** Task requirements **
Duplicate the material word for word, beginning at the line that contains "Patent image size: (402, 544)." and stopping after the line that contains "The light beam aperture 38 is at (92, 322).".

# start of Input rows

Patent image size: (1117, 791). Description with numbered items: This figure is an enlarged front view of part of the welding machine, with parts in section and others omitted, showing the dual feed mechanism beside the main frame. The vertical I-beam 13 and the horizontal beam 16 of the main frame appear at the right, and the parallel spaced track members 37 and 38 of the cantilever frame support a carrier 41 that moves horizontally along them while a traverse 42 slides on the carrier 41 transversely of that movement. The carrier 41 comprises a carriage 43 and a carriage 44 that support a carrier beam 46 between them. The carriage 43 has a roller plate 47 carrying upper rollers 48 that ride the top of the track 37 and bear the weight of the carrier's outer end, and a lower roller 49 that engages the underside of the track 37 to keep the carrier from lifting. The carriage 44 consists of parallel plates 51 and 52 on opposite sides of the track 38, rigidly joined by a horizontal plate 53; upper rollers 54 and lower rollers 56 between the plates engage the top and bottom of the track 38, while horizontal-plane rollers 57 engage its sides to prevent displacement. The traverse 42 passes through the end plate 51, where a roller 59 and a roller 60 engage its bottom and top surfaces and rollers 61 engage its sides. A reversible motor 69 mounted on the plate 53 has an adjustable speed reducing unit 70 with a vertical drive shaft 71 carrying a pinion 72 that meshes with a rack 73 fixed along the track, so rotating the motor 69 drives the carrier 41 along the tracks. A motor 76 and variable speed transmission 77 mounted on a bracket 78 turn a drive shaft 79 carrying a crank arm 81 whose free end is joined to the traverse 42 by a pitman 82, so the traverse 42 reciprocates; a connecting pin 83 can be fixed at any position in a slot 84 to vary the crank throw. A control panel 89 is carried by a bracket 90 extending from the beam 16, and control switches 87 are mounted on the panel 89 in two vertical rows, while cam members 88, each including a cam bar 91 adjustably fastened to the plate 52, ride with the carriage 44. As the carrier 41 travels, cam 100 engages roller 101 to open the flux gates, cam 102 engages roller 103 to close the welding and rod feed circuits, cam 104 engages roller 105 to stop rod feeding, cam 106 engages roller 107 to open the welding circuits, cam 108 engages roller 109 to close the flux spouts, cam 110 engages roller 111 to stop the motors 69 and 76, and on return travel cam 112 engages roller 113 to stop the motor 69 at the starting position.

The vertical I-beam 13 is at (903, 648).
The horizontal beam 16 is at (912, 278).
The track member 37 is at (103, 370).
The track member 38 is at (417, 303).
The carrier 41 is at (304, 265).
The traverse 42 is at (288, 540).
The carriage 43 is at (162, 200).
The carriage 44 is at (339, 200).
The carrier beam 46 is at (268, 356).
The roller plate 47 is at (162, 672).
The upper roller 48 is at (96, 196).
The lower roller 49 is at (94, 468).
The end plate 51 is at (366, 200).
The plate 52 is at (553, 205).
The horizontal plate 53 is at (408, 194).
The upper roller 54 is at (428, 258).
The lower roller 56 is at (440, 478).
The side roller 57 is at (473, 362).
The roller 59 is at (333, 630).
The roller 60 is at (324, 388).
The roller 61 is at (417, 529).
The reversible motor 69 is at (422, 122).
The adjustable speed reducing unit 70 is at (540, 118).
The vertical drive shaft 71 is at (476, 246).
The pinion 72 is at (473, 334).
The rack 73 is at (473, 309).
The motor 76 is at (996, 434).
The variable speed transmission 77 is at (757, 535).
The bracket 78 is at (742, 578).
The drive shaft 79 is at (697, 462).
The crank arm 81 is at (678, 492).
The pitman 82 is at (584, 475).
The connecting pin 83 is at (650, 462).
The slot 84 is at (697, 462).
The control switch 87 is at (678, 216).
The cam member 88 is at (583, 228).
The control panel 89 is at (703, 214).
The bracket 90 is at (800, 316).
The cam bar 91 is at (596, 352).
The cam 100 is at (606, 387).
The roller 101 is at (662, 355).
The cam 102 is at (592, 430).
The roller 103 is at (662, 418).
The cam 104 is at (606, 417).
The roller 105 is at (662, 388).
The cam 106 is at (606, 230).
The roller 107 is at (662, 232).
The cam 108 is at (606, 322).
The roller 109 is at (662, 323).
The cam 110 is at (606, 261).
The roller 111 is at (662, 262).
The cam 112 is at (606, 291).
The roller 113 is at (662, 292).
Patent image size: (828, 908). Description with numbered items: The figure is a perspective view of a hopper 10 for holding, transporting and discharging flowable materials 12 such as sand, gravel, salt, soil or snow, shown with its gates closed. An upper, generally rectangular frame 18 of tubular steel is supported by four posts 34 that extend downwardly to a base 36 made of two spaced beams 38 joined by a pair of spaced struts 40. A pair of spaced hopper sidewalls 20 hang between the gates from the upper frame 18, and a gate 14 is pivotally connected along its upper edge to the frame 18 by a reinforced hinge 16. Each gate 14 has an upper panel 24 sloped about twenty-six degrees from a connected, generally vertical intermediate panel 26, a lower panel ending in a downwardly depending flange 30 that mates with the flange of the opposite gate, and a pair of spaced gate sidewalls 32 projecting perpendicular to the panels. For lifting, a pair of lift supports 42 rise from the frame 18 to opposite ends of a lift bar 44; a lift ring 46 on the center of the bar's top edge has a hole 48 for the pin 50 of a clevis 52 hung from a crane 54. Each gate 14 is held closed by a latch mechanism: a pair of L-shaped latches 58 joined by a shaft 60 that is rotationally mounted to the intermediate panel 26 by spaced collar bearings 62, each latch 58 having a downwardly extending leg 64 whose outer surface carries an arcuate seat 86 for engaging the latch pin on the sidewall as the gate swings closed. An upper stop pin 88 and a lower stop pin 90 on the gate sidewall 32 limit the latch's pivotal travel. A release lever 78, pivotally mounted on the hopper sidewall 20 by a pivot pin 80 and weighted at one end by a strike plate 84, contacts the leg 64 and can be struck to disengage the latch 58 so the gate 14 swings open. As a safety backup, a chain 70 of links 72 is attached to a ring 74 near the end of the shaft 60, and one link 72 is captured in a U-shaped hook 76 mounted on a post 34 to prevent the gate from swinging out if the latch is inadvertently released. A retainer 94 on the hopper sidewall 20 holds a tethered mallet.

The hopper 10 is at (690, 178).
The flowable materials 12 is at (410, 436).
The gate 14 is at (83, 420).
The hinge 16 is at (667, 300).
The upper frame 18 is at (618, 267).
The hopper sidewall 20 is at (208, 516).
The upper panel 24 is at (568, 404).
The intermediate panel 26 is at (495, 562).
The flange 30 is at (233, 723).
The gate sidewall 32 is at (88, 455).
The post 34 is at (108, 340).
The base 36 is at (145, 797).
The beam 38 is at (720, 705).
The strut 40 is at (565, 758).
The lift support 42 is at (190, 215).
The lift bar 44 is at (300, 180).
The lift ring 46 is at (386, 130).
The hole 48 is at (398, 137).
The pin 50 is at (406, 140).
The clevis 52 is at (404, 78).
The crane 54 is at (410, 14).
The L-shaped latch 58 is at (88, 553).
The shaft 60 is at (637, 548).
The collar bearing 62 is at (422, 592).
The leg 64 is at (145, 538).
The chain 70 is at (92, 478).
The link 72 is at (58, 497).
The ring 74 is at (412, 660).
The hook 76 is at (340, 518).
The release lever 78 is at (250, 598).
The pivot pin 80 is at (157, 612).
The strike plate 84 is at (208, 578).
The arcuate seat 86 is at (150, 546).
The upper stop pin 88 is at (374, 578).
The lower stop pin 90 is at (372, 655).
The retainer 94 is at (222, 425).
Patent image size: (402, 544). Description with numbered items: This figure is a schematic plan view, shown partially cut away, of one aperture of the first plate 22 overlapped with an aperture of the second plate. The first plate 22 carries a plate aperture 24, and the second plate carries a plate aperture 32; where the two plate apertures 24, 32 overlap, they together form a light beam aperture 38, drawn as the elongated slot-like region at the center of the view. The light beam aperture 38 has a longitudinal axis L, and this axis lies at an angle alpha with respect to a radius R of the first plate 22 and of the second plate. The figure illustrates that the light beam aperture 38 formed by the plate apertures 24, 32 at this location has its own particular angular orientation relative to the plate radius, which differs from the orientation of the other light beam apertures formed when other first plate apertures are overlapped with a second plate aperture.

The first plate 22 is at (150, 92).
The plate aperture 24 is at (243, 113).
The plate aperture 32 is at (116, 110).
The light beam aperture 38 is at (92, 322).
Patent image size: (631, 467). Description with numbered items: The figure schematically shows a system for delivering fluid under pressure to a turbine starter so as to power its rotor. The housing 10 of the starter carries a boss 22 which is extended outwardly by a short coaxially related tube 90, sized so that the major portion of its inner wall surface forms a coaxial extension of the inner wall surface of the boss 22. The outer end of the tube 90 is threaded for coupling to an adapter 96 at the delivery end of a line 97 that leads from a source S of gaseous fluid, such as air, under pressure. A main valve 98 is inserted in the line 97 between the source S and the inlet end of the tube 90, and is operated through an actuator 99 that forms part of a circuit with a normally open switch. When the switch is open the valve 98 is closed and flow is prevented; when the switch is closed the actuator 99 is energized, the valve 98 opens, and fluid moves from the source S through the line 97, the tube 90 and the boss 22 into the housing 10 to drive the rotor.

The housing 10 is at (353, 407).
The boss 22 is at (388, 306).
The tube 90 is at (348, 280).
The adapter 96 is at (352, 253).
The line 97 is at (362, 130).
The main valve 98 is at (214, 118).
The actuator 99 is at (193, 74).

# end of Input rows

** Answer in full **
Patent image size: (402, 544). Description with numbered items: This figure is a schematic plan view, shown partially cut away, of one aperture of the first plate 22 overlapped with an aperture of the second plate. The first plate 22 carries a plate aperture 24, and the second plate carries a plate aperture 32; where the two plate apertures 24, 32 overlap, they together form a light beam aperture 38, drawn as the elongated slot-like region at the center of the view. The light beam aperture 38 has a longitudinal axis L, and this axis lies at an angle alpha with respect to a radius R of the first plate 22 and of the second plate. The figure illustrates that the light beam aperture 38 formed by the plate apertures 24, 32 at this location has its own particular angular orientation relative to the plate radius, which differs from the orientation of the other light beam apertures formed when other first plate apertures are overlapped with a second plate aperture.

The first plate 22 is at (150, 92).
The plate aperture 24 is at (243, 113).
The plate aperture 32 is at (116, 110).
The light beam aperture 38 is at (92, 322).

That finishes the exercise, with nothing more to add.